Rows from a dataset
.....

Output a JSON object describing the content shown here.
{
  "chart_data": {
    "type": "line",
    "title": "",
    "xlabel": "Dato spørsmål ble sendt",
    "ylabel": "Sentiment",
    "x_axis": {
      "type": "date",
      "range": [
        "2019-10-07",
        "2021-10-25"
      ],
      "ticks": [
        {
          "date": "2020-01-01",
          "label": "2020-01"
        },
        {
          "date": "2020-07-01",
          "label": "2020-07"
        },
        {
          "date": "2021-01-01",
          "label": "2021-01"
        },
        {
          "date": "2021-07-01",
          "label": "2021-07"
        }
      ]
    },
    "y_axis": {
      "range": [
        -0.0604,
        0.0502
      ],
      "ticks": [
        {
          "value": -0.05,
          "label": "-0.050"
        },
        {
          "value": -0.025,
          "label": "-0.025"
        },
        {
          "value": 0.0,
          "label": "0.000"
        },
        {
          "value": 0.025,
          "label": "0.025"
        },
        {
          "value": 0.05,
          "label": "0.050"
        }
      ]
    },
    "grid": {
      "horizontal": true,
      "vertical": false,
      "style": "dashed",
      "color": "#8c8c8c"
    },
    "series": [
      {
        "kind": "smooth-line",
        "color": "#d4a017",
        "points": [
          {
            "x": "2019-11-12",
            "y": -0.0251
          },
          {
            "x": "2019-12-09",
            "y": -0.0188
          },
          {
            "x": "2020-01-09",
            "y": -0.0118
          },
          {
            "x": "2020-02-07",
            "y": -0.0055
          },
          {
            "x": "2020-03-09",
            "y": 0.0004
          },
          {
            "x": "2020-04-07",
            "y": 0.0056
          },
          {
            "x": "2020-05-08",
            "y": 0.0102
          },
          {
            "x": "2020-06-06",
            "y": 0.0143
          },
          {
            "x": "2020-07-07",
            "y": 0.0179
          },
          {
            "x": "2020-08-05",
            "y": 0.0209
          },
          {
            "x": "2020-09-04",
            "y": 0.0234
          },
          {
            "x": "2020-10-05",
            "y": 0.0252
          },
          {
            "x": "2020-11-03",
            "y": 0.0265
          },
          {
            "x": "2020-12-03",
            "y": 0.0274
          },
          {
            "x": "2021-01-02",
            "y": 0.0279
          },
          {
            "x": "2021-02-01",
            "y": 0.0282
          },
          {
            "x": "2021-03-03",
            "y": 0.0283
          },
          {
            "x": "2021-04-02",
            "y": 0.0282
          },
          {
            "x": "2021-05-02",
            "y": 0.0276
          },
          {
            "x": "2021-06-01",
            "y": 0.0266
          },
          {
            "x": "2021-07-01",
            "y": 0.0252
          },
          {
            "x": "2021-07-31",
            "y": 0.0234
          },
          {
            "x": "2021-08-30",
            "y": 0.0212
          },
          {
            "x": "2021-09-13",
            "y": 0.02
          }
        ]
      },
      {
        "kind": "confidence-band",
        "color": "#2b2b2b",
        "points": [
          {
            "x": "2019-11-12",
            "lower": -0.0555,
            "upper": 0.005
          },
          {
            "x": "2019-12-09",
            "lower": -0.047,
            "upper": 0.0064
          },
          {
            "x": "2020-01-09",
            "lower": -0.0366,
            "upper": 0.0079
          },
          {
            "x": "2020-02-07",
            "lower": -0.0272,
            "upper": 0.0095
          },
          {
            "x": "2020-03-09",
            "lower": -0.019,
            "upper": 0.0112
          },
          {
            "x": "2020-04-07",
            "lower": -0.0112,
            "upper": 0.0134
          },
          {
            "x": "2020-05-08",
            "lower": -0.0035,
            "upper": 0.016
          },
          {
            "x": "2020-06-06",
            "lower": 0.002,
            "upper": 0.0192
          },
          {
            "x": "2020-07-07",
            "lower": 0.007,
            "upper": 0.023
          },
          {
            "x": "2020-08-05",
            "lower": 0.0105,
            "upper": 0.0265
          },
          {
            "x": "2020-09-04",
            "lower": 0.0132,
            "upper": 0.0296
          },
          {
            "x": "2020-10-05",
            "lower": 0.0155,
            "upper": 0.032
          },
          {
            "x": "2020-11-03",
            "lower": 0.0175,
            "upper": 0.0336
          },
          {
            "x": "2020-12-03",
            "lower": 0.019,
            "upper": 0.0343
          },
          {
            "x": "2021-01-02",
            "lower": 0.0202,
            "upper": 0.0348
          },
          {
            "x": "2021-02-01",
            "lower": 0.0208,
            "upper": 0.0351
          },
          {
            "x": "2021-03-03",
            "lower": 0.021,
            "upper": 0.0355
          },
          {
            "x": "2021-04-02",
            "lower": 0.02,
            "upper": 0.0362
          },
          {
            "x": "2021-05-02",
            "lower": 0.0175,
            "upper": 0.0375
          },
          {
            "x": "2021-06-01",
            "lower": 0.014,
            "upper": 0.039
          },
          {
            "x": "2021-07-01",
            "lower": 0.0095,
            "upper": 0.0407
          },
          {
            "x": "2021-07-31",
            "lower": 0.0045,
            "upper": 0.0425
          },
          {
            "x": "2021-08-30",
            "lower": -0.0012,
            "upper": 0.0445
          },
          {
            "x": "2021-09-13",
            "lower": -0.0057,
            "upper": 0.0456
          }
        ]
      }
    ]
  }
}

.....

- TASK GOAL: Reproduce every line of the material above exactly.

- ANSWER FOR THIS EXERCISE:
Output a JSON object describing the content shown here.
{
  "chart_data": {
    "type": "line",
    "title": "",
    "xlabel": "Dato spørsmål ble sendt",
    "ylabel": "Sentiment",
    "x_axis": {
      "type": "date",
      "range": [
        "2019-10-07",
        "2021-10-25"
      ],
      "ticks": [
        {
          "date": "2020-01-01",
          "label": "2020-01"
        },
        {
          "date": "2020-07-01",
          "label": "2020-07"
        },
        {
          "date": "2021-01-01",
          "label": "2021-01"
        },
        {
          "date": "2021-07-01",
          "label": "2021-07"
        }
      ]
    },
    "y_axis": {
      "range": [
        -0.0604,
        0.0502
      ],
      "ticks": [
        {
          "value": -0.05,
          "label": "-0.050"
        },
        {
          "value": -0.025,
          "label": "-0.025"
        },
        {
          "value": 0.0,
          "label": "0.000"
        },
        {
          "value": 0.025,
          "label": "0.025"
        },
        {
          "value": 0.05,
          "label": "0.050"
        }
      ]
    },
    "grid": {
      "horizontal": true,
      "vertical": false,
      "style": "dashed",
      "color": "#8c8c8c"
    },
    "series": [
      {
        "kind": "smooth-line",
        "color": "#d4a017",
        "points": [
          {
            "x": "2019-11-12",
            "y": -0.0251
          },
          {
            "x": "2019-12-09",
            "y": -0.0188
          },
          {
            "x": "2020-01-09",
            "y": -0.0118
          },
          {
            "x": "2020-02-07",
            "y": -0.0055
          },
          {
            "x": "2020-03-09",
            "y": 0.0004
          },
          {
            "x": "2020-04-07",
            "y": 0.0056
          },
          {
            "x": "2020-05-08",
            "y": 0.0102
          },
          {
            "x": "2020-06-06",
            "y": 0.0143
          },
          {
            "x": "2020-07-07",
            "y": 0.0179
          },
          {
            "x": "2020-08-05",
            "y": 0.0209
          },
          {
            "x": "2020-09-04",
            "y": 0.0234
          },
          {
            "x": "2020-10-05",
            "y": 0.0252
          },
          {
            "x": "2020-11-03",
            "y": 0.0265
          },
          {
            "x": "2020-12-03",
            "y": 0.0274
          },
          {
            "x": "2021-01-02",
            "y": 0.0279
          },
          {
            "x": "2021-02-01",
            "y": 0.0282
          },
          {
            "x": "2021-03-03",
            "y": 0.0283
          },
          {
            "x": "2021-04-02",
            "y": 0.0282
          },
          {
            "x": "2021-05-02",
            "y": 0.0276
          },
          {
            "x": "2021-06-01",
            "y": 0.0266
          },
          {
            "x": "2021-07-01",
            "y": 0.0252
          },
          {
            "x": "2021-07-31",
            "y": 0.0234
          },
          {
            "x": "2021-08-30",
            "y": 0.0212
          },
          {
            "x": "2021-09-13",
            "y": 0.02
          }
        ]
      },
      {
        "kind": "confidence-band",
        "color": "#2b2b2b",
        "points": [
          {
            "x": "2019-11-12",
            "lower": -0.0555,
            "upper": 0.005
          },
          {
            "x": "2019-12-09",
            "lower": -0.047,
            "upper": 0.0064
          },
          {
            "x": "2020-01-09",
            "lower": -0.0366,
            "upper": 0.0079
          },
          {
            "x": "2020-02-07",
            "lower": -0.0272,
            "upper": 0.0095
          },
          {
            "x": "2020-03-09",
            "lower": -0.019,
            "upper": 0.0112
          },
          {
            "x": "2020-04-07",
            "lower": -0.0112,
            "upper": 0.0134
          },
          {
            "x": "2020-05-08",
            "lower": -0.0035,
            "upper": 0.016
          },
          {
            "x": "2020-06-06",
            "lower": 0.002,
            "upper": 0.0192
          },
          {
            "x": "2020-07-07",
            "lower": 0.007,
            "upper": 0.023
          },
          {
            "x": "2020-08-05",
            "lower": 0.0105,
            "upper": 0.0265
          },
          {
            "x": "2020-09-04",
            "lower": 0.0132,
            "upper": 0.0296
          },
          {
            "x": "2020-10-05",
            "lower": 0.0155,
            "upper": 0.032
          },
          {
            "x": "2020-11-03",
            "lower": 0.0175,
            "upper": 0.0336
          },
          {
            "x": "2020-12-03",
            "lower": 0.019,
            "upper": 0.0343
          },
          {
            "x": "2021-01-02",
            "lower": 0.0202,
            "upper": 0.0348
          },
          {
            "x": "2021-02-01",
            "lower": 0.0208,
            "upper": 0.0351
          },
          {
            "x": "2021-03-03",
            "lower": 0.021,
            "upper": 0.0355
          },
          {
            "x": "2021-04-02",
            "lower": 0.02,
            "upper": 0.0362
          },
          {
            "x": "2021-05-02",
            "lower": 0.0175,
            "upper": 0.0375
          },
          {
            "x": "2021-06-01",
            "lower": 0.014,
            "upper": 0.039
          },
          {
            "x": "2021-07-01",
            "lower": 0.0095,
            "upper": 0.0407
          },
          {
            "x": "2021-07-31",
            "lower": 0.0045,
            "upper": 0.0425
          },
          {
            "x": "2021-08-30",
            "lower": -0.0012,
            "upper": 0.0445
          },
          {
            "x": "2021-09-13",
            "lower": -0.0057,
            "upper": 0.0456
          }
        ]
      }
    ]
  }
}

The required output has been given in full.